## DESCRIPTION OF THE TASK
Using the listing below, copy every line that mentions "color".

★ ★ ★ ★

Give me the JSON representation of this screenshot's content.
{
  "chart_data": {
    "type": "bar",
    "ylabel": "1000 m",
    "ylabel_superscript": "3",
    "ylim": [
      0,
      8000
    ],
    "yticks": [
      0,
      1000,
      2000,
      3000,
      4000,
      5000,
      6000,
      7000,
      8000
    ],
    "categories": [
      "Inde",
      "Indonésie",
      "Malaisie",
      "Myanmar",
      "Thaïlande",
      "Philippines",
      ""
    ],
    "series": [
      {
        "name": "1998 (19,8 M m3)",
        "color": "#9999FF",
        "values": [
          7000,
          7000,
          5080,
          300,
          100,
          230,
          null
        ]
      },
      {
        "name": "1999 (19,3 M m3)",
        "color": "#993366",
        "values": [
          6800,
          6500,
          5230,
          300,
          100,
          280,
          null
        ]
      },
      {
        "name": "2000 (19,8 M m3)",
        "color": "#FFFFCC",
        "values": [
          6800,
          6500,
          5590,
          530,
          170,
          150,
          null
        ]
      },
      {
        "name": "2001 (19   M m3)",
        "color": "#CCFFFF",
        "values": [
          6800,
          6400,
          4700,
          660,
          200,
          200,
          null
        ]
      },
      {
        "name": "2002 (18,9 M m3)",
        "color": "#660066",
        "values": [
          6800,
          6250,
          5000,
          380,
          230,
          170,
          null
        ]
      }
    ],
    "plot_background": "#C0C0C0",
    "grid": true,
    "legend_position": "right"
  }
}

★ ★ ★ ★

## WRITTEN REPLY
        "color": "#9999FF",
        "color": "#993366",
        "color": "#FFFFCC",
        "color": "#CCFFFF",
        "color": "#660066",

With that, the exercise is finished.